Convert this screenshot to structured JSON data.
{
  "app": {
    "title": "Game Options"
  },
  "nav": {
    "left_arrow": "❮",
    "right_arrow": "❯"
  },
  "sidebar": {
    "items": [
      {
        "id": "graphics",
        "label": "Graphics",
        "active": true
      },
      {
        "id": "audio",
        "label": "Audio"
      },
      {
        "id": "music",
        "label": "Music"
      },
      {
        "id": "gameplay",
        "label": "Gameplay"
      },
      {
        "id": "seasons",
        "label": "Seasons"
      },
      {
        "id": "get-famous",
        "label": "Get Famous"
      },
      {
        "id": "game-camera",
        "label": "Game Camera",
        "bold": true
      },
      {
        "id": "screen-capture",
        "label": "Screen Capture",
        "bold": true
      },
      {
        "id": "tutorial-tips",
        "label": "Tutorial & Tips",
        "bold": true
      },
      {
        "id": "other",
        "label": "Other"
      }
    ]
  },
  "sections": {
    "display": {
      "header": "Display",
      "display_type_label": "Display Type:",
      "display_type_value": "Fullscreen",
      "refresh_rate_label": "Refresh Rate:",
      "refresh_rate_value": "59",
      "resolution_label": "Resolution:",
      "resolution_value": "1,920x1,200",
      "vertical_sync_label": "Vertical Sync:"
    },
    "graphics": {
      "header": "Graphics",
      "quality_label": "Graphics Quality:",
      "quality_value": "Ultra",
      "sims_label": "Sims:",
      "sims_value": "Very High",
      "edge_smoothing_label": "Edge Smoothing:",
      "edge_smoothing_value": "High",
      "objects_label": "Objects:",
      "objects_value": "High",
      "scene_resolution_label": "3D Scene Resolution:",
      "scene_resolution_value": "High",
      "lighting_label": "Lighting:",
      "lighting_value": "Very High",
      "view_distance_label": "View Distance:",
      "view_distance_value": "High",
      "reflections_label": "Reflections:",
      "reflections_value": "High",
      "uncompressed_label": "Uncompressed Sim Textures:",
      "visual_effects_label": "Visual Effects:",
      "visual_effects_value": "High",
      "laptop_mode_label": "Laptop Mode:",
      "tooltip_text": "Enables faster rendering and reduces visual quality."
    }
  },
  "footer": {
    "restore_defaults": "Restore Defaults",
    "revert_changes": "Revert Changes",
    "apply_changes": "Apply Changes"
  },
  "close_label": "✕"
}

* GOAL OF THE EXERCISE *
Reproduce each line of the material above precisely.

* REPLY TO THE TASK *
Convert this screenshot to structured JSON data.
{
  "app": {
    "title": "Game Options"
  },
  "nav": {
    "left_arrow": "❮",
    "right_arrow": "❯"
  },
  "sidebar": {
    "items": [
      {
        "id": "graphics",
        "label": "Graphics",
        "active": true
      },
      {
        "id": "audio",
        "label": "Audio"
      },
      {
        "id": "music",
        "label": "Music"
      },
      {
        "id": "gameplay",
        "label": "Gameplay"
      },
      {
        "id": "seasons",
        "label": "Seasons"
      },
      {
        "id": "get-famous",
        "label": "Get Famous"
      },
      {
        "id": "game-camera",
        "label": "Game Camera",
        "bold": true
      },
      {
        "id": "screen-capture",
        "label": "Screen Capture",
        "bold": true
      },
      {
        "id": "tutorial-tips",
        "label": "Tutorial & Tips",
        "bold": true
      },
      {
        "id": "other",
        "label": "Other"
      }
    ]
  },
  "sections": {
    "display": {
      "header": "Display",
      "display_type_label": "Display Type:",
      "display_type_value": "Fullscreen",
      "refresh_rate_label": "Refresh Rate:",
      "refresh_rate_value": "59",
      "resolution_label": "Resolution:",
      "resolution_value": "1,920x1,200",
      "vertical_sync_label": "Vertical Sync:"
    },
    "graphics": {
      "header": "Graphics",
      "quality_label": "Graphics Quality:",
      "quality_value": "Ultra",
      "sims_label": "Sims:",
      "sims_value": "Very High",
      "edge_smoothing_label": "Edge Smoothing:",
      "edge_smoothing_value": "High",
      "objects_label": "Objects:",
      "objects_value": "High",
      "scene_resolution_label": "3D Scene Resolution:",
      "scene_resolution_value": "High",
      "lighting_label": "Lighting:",
      "lighting_value": "Very High",
      "view_distance_label": "View Distance:",
      "view_distance_value": "High",
      "reflections_label": "Reflections:",
      "reflections_value": "High",
      "uncompressed_label": "Uncompressed Sim Textures:",
      "visual_effects_label": "Visual Effects:",
      "visual_effects_value": "High",
      "laptop_mode_label": "Laptop Mode:",
      "tooltip_text": "Enables faster rendering and reduces visual quality."
    }
  },
  "footer": {
    "restore_defaults": "Restore Defaults",
    "revert_changes": "Revert Changes",
    "apply_changes": "Apply Changes"
  },
  "close_label": "✕"
}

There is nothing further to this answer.